* Goal of the exercise:
From the records below, copy every line that contains the word "emoji".

Collected data:
----------

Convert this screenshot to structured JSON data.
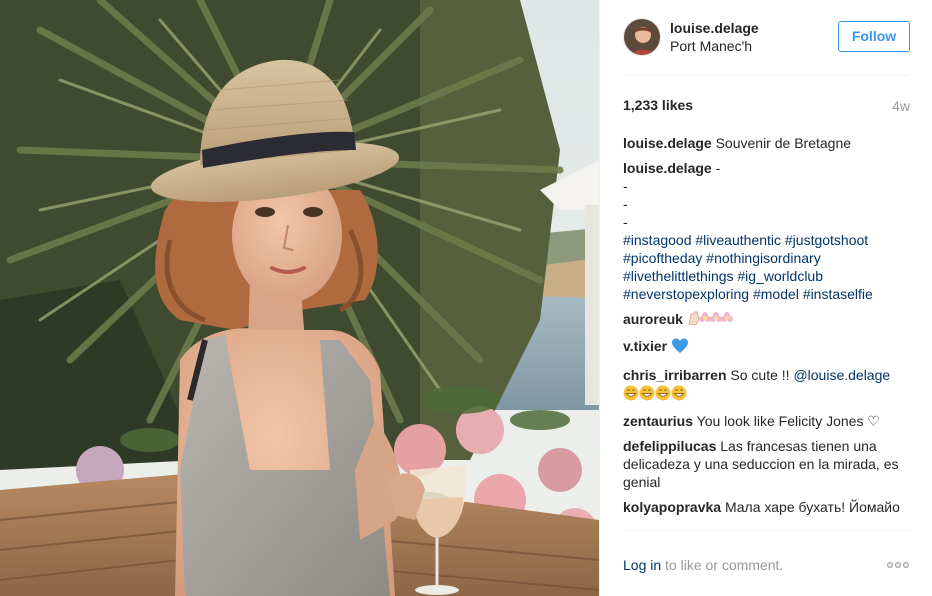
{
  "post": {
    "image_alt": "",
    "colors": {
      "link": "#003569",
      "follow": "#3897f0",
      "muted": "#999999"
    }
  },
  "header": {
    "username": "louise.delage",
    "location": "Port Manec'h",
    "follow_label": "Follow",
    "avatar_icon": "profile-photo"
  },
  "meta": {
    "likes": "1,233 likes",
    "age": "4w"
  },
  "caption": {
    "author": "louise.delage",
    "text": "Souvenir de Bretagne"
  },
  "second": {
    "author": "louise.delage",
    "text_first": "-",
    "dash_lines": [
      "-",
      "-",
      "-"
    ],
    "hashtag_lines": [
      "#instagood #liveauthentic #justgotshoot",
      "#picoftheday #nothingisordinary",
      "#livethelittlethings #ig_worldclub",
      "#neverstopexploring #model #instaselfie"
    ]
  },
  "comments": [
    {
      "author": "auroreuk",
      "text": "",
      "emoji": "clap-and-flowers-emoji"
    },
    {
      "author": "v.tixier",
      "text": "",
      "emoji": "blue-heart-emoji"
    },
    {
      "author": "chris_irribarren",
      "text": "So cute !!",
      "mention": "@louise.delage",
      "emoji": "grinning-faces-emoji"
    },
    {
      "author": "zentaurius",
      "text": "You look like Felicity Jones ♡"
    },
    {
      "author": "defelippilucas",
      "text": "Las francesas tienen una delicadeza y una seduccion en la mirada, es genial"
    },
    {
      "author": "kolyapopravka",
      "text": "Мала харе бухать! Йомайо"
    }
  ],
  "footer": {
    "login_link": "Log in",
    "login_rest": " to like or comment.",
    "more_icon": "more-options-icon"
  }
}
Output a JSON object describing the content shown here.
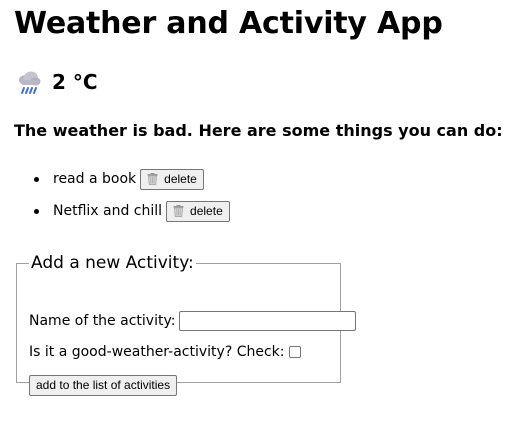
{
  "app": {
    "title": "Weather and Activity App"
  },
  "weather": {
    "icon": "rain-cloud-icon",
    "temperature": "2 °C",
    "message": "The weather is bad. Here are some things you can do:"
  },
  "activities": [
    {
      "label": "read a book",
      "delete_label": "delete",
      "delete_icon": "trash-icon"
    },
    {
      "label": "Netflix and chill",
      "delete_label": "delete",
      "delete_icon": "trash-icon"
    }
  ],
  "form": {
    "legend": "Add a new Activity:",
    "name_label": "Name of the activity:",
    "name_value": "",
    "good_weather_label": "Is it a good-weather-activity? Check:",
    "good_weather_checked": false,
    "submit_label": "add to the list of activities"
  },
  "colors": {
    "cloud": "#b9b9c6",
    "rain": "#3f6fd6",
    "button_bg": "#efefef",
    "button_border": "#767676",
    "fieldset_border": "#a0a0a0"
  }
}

----------

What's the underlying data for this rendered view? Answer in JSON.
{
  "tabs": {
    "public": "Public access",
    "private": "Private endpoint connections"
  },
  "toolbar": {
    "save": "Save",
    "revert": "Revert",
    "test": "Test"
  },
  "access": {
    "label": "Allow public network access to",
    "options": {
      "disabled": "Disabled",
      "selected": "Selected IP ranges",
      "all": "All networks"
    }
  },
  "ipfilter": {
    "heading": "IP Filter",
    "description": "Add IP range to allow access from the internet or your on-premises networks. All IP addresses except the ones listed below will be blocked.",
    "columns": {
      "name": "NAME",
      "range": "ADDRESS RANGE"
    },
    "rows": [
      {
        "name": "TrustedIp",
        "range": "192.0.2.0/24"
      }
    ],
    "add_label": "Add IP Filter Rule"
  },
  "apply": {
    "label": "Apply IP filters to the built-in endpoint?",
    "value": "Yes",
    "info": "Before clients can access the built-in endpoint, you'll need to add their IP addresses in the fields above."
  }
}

----------

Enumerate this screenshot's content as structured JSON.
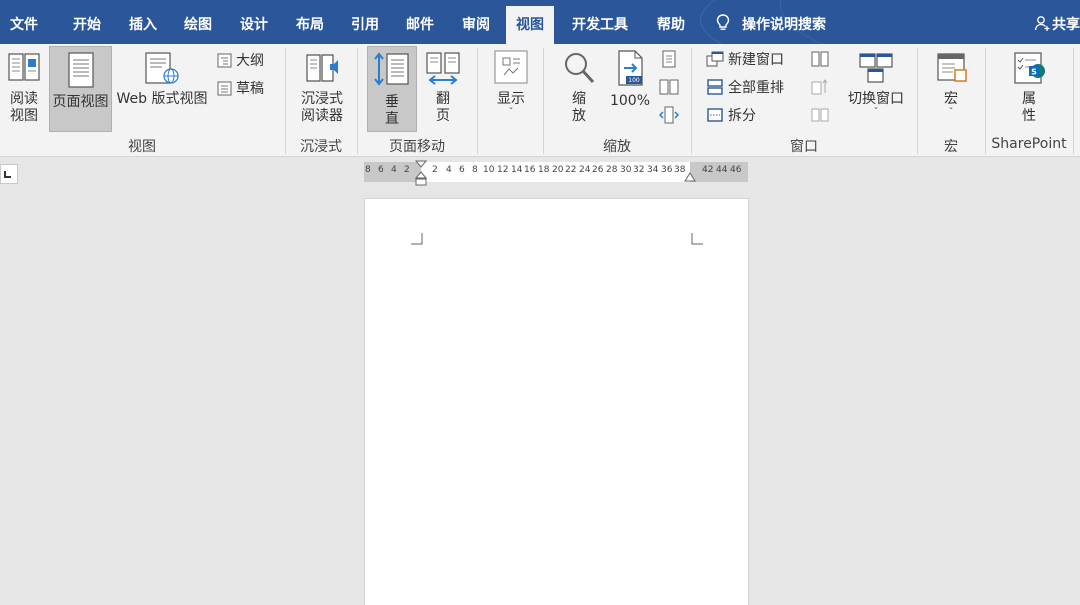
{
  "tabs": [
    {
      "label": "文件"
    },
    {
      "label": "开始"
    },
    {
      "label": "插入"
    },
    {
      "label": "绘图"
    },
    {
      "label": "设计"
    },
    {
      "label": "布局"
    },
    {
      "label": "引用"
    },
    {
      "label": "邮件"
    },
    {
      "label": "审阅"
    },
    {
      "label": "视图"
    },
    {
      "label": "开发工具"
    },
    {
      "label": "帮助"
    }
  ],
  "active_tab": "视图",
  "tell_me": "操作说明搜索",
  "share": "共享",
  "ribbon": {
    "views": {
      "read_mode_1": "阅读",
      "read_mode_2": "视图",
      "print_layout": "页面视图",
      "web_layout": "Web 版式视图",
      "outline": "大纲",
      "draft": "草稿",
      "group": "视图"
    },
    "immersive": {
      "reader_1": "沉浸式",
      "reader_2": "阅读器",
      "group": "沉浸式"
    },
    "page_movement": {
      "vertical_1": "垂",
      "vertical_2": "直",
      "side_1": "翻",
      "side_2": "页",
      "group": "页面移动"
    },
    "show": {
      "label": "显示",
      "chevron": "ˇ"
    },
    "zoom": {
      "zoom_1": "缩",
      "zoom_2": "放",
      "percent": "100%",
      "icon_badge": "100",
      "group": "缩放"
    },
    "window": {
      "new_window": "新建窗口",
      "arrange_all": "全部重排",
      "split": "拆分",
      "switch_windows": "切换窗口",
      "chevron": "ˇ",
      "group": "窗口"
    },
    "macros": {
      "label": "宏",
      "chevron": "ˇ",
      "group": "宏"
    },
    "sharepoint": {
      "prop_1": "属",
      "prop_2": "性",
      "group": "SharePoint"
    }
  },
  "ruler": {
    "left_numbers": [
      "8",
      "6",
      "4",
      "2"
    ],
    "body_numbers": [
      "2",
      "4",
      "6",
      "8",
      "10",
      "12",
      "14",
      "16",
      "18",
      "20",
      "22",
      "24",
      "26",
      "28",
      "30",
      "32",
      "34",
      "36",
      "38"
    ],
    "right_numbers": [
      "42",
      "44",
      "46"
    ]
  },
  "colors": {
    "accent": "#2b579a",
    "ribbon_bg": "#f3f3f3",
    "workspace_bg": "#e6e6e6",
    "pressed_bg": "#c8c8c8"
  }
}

----------

* Response for this exercise:
      "emoji": "clap-and-flowers-emoji"
      "emoji": "blue-heart-emoji"
      "emoji": "grinning-faces-emoji"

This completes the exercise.